Begin PASSAGE TO READ
This group of workers went above and beyond in meeting the needs of the kids they serve....and these kid's lives will be touched forever because of it.

Anonymous said...

"Bob" (name changed) is an educational advocate who has worked with hundreds of children that have special education needs. Through his advocacy, so many children are receiving the free and appropriate public education that they are entitled to.

To top it off, even though Bob is busy with the many families he helps, he also manages to find the time to do things like attend sporting events and school performances.

HE is truly a class act.

August 26, 2008 10:03 PM

Guinevere said...

My friend is just finishing a graduate program to be a school psychologist, and I honor her and all the other people who do work that I don't think I could do. She is mostly going to be in the field of educational testing, but in her internships has already encountered a number of troubled children (a girl whose mother was murdered, for example), and has done her best to help them. I really admire people who do this work, because it seems like it would be really emotionally tough. My thanks go out to all of them.

Anonymous said...

I have a family member who has advocated as an unpaid volunteer for adults who were sexually abused as children by clergy. For the last 7 years, she has helped run a monthly support group and an internet discussion group.

MCB said...

A friend of mine has a daughter who just graduated with a PSY degree and is working with children and teens who are sent to the center she works for with behavior issues. These are kids yanked from homes where they have been abused and kids who are one step from jail for being the abuser. Kids who were never taught boundaries, sexually. She has to watch what words she uses, how she dresses in front of them and every day, comes home tense, stressed and upset because a child she worked with has gotten his or herself back into trouble after going through the program and is now headed to jail. Not only is it a difficult job, it is one with a high turnover. The pay is bad, the hours are bad, the kids break your heart and the parents piss you off. She sees what true abusive parents and damaged children are, every single day.

Anonymous said...

I have a brother who is a police officer. I feel most police officers are advocates for children but he goes above and beyond. He will follow up with every situation that he as an officer is involved with. Makes returns visits to the home months later to see if the child is ok. He contacts various agencies that he is aware of to see how they can help the child. Recently, he became a Big Brother. He knows how I feel about him but I thought I would recognize him here and send him a link so he can read it. The city of Detroit is a better place because of people like him.

Anonymous said...

I'd like to honor the individuals who work as advocates for the aging population. So often, elders become victims of abuse, even and the hands of their own family. To people who recognize this need and work with this population deserve recognition.

MomOfOne said...
End PASSAGE TO READ
_TASKS AND EXERCISES_.
1 > From the reader comments honoring advocates, extract the passage that begins at the words "My friend is" and stops after the words "all of them.".
2 > Copy the lines of the records that begin at the line containing "Where is each" and stop after the line containing "- observation-info-block: Observer: Masayuki", with both of those lines included. Leave the pictures out.
The comments above and the records that come next have nothing to do with each other.
Begin AVAILABLE DATA
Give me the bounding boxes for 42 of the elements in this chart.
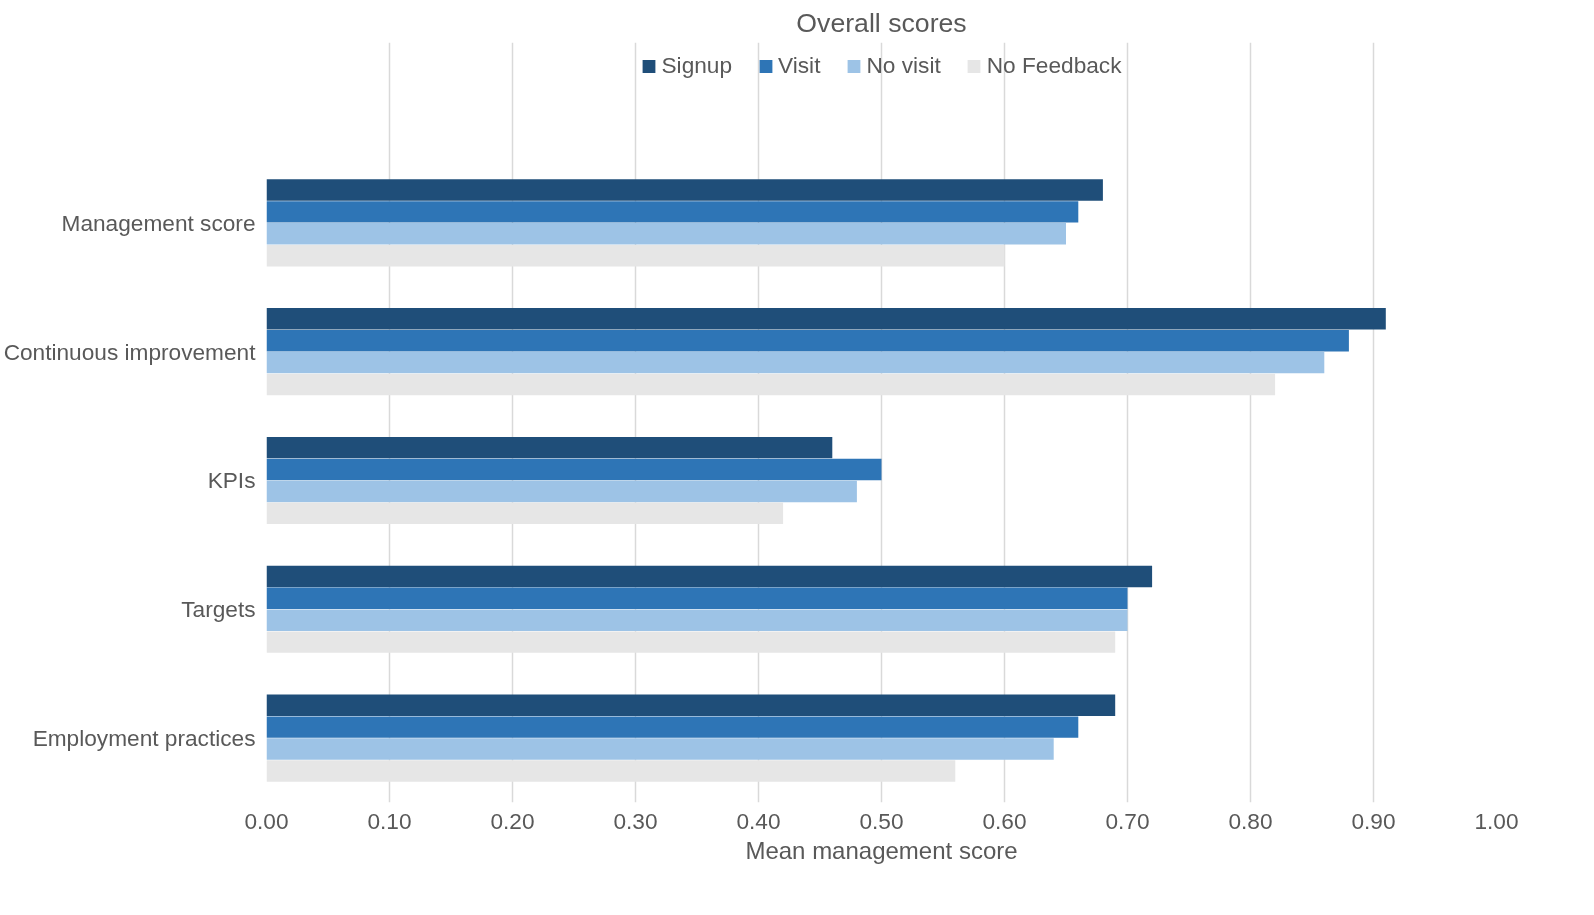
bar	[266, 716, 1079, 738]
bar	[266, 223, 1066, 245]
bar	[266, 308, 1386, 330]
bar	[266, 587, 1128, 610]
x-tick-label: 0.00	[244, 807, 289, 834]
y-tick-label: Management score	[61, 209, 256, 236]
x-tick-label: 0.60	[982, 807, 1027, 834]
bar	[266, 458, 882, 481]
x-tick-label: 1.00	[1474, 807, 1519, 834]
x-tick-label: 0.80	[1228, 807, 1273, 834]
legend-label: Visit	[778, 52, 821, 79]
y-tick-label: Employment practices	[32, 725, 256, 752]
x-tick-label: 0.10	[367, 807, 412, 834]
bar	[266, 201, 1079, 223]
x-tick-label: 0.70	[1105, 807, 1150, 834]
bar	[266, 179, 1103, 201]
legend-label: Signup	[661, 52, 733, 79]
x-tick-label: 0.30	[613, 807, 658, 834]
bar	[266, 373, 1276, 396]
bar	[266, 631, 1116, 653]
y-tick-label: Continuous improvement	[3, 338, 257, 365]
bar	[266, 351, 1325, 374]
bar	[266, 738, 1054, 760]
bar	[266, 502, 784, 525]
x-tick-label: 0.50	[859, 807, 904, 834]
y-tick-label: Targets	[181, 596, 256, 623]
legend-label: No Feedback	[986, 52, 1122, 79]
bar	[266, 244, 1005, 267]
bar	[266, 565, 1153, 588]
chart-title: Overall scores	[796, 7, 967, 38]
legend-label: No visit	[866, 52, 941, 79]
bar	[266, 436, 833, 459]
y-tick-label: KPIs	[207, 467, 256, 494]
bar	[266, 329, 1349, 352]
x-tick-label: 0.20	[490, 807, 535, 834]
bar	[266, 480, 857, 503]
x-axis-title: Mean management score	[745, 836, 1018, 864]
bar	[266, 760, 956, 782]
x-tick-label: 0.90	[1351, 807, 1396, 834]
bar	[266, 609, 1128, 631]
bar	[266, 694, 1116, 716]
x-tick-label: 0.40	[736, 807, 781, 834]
End AVAILABLE DATA
Begin AVAILABLE DATA
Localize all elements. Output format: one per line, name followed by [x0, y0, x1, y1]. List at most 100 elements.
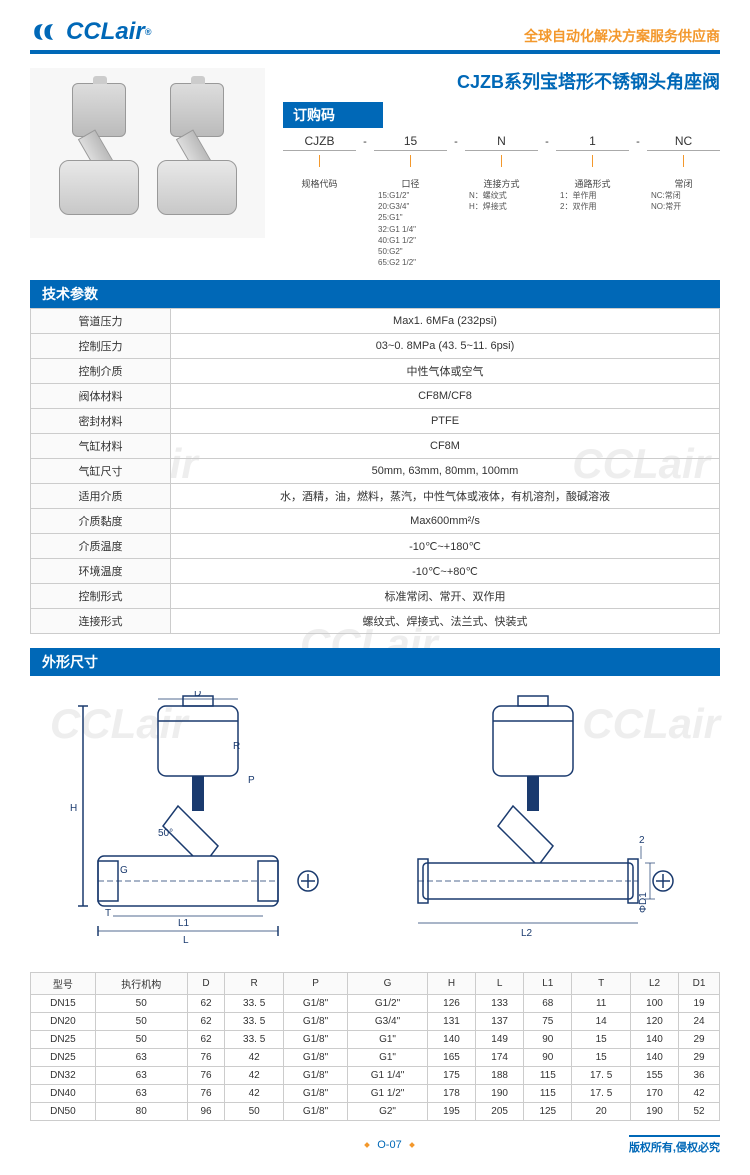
End AVAILABLE DATA
Begin AVAILABLE DATA
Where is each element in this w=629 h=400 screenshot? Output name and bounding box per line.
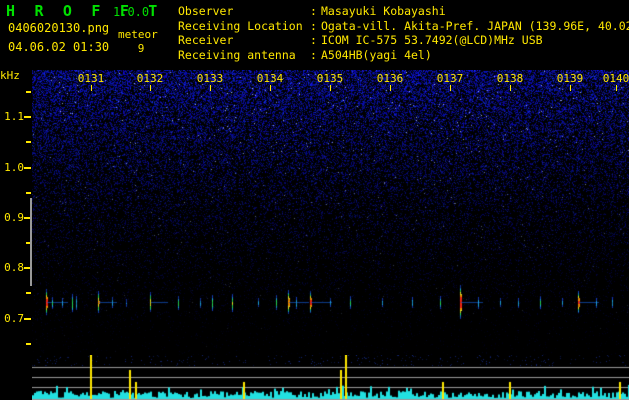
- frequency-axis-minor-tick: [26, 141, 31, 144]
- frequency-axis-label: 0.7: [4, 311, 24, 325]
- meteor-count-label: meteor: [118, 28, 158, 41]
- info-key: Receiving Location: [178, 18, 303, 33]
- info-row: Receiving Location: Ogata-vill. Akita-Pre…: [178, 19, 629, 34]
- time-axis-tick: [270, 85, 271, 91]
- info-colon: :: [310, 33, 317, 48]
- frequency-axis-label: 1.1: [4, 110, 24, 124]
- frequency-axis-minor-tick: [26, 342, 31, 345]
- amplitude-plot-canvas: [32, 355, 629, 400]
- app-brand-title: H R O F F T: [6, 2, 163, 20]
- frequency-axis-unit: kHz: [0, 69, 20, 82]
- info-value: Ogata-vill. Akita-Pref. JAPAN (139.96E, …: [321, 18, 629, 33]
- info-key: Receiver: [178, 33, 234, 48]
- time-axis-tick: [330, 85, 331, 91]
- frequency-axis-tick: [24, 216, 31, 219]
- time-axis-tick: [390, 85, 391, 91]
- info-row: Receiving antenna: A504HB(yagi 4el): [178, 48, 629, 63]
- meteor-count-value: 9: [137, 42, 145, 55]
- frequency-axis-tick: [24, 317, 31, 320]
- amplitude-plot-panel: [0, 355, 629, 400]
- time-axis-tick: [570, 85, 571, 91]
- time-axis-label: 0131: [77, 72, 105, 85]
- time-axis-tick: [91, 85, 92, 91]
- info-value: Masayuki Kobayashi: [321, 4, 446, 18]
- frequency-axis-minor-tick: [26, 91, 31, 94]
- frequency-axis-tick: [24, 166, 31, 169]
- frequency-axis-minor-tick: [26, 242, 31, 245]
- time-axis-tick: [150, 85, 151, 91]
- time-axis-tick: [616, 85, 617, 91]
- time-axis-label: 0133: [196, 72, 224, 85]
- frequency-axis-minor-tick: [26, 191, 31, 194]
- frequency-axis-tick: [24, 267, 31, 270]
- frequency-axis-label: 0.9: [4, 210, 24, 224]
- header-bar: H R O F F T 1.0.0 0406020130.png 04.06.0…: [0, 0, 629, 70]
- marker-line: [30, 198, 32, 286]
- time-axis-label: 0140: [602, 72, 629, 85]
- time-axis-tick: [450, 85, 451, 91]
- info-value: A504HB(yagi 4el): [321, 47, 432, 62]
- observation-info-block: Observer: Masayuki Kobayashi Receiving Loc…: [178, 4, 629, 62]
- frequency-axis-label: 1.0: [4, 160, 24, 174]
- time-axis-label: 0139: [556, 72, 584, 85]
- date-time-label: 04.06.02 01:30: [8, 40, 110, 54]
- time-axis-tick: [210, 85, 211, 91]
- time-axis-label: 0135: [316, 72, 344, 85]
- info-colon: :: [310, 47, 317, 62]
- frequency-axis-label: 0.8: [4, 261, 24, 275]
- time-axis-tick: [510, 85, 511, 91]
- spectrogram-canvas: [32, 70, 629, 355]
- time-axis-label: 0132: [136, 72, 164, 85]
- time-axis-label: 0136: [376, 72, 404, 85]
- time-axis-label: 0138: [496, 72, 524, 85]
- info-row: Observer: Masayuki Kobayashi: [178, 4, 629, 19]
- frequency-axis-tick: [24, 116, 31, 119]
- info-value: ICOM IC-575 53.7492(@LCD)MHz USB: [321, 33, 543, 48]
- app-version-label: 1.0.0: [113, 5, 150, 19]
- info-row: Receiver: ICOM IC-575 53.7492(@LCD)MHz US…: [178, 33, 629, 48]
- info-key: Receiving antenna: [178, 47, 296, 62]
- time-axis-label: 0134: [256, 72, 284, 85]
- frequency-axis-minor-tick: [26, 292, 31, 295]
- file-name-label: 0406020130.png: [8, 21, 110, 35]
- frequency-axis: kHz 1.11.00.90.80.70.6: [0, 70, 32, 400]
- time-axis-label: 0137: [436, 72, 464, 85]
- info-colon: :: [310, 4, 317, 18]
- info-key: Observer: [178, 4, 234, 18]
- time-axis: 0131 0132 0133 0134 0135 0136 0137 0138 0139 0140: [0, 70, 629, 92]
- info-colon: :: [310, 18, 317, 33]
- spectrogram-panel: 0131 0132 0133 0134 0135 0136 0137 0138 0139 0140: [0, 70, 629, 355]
End AVAILABLE DATA
_OUTPUTS FOR THE TASKS_.
1 >
My friend is just finishing a graduate program to be a school psychologist, and I honor her and all the other people who do work that I don't think I could do. She is mostly going to be in the field of educational testing, but in her internships has already encountered a number of troubled children (a girl whose mother was murdered, for example), and has done her best to help them. I really admire people who do this work, because it seems like it would be really emotionally tough. My thanks go out to all of them.

2 >
Where is each element in this w=629 h=400 screenshot? Output name and bounding box per line.
- frequency-axis-minor-tick: [26, 141, 31, 144]
- frequency-axis-label: 0.7: [4, 311, 24, 325]
- meteor-count-label: meteor: [118, 28, 158, 41]
- info-key: Receiving Location: [178, 18, 303, 33]
- info-row: Receiving Location: Ogata-vill. Akita-Pre…: [178, 19, 629, 34]
- time-axis-tick: [270, 85, 271, 91]
- info-colon: :: [310, 33, 317, 48]
- frequency-axis-label: 1.1: [4, 110, 24, 124]
- frequency-axis-minor-tick: [26, 342, 31, 345]
- amplitude-plot-canvas: [32, 355, 629, 400]
- app-brand-title: H R O F F T: [6, 2, 163, 20]
- frequency-axis-unit: kHz: [0, 69, 20, 82]
- info-value: Ogata-vill. Akita-Pref. JAPAN (139.96E, …: [321, 18, 629, 33]
- info-key: Receiver: [178, 33, 234, 48]
- time-axis-tick: [330, 85, 331, 91]
- frequency-axis-tick: [24, 216, 31, 219]
- time-axis-tick: [390, 85, 391, 91]
- info-row: Receiving antenna: A504HB(yagi 4el): [178, 48, 629, 63]
- meteor-count-value: 9: [137, 42, 145, 55]
- frequency-axis-tick: [24, 317, 31, 320]
- amplitude-plot-panel: [0, 355, 629, 400]
- time-axis-tick: [570, 85, 571, 91]
- time-axis-label: 0131: [77, 72, 105, 85]
- time-axis-tick: [91, 85, 92, 91]
- info-value: Masayuki Kobayashi: [321, 4, 446, 18]
- frequency-axis-minor-tick: [26, 91, 31, 94]
- frequency-axis-tick: [24, 166, 31, 169]
- frequency-axis-minor-tick: [26, 242, 31, 245]
- time-axis-tick: [150, 85, 151, 91]
- time-axis-tick: [616, 85, 617, 91]
- time-axis-label: 0133: [196, 72, 224, 85]
- frequency-axis-minor-tick: [26, 191, 31, 194]
- frequency-axis-tick: [24, 267, 31, 270]
- frequency-axis-label: 0.9: [4, 210, 24, 224]
- header-bar: H R O F F T 1.0.0 0406020130.png 04.06.0…: [0, 0, 629, 70]
- marker-line: [30, 198, 32, 286]
- time-axis-label: 0140: [602, 72, 629, 85]
- time-axis-tick: [450, 85, 451, 91]
- info-value: A504HB(yagi 4el): [321, 47, 432, 62]
- observation-info-block: Observer: Masayuki Kobayashi Receiving Loc…: [178, 4, 629, 62]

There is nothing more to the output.